→ Record set:
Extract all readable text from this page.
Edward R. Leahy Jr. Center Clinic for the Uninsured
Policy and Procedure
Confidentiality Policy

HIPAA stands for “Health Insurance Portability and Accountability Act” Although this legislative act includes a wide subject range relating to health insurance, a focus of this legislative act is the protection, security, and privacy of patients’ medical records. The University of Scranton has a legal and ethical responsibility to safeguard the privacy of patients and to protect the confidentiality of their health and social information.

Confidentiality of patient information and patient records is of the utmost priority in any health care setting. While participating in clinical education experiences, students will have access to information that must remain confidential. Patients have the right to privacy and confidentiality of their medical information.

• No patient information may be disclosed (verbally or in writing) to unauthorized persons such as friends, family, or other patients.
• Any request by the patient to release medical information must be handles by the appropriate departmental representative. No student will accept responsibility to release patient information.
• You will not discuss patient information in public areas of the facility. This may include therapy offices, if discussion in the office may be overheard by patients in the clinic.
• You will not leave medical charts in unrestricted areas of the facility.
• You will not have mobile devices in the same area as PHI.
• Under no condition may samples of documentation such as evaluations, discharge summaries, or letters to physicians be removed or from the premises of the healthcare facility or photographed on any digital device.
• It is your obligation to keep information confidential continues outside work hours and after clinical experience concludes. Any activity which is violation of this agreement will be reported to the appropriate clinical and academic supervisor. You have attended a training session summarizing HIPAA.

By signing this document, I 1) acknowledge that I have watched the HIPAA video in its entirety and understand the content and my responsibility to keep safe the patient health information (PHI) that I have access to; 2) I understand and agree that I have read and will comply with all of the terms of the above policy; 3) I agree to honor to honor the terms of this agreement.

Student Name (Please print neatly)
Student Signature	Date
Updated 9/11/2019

→ How to complete this task:
Each of the lines above should be printed again precisely as it reads.

→ Answer to the problem:
Extract all readable text from this page.
Edward R. Leahy Jr. Center Clinic for the Uninsured
Policy and Procedure
Confidentiality Policy

HIPAA stands for “Health Insurance Portability and Accountability Act” Although this legislative act includes a wide subject range relating to health insurance, a focus of this legislative act is the protection, security, and privacy of patients’ medical records. The University of Scranton has a legal and ethical responsibility to safeguard the privacy of patients and to protect the confidentiality of their health and social information.

Confidentiality of patient information and patient records is of the utmost priority in any health care setting. While participating in clinical education experiences, students will have access to information that must remain confidential. Patients have the right to privacy and confidentiality of their medical information.

• No patient information may be disclosed (verbally or in writing) to unauthorized persons such as friends, family, or other patients.
• Any request by the patient to release medical information must be handles by the appropriate departmental representative. No student will accept responsibility to release patient information.
• You will not discuss patient information in public areas of the facility. This may include therapy offices, if discussion in the office may be overheard by patients in the clinic.
• You will not leave medical charts in unrestricted areas of the facility.
• You will not have mobile devices in the same area as PHI.
• Under no condition may samples of documentation such as evaluations, discharge summaries, or letters to physicians be removed or from the premises of the healthcare facility or photographed on any digital device.
• It is your obligation to keep information confidential continues outside work hours and after clinical experience concludes. Any activity which is violation of this agreement will be reported to the appropriate clinical and academic supervisor. You have attended a training session summarizing HIPAA.

By signing this document, I 1) acknowledge that I have watched the HIPAA video in its entirety and understand the content and my responsibility to keep safe the patient health information (PHI) that I have access to; 2) I understand and agree that I have read and will comply with all of the terms of the above policy; 3) I agree to honor to honor the terms of this agreement.

Student Name (Please print neatly)
Student Signature	Date
Updated 9/11/2019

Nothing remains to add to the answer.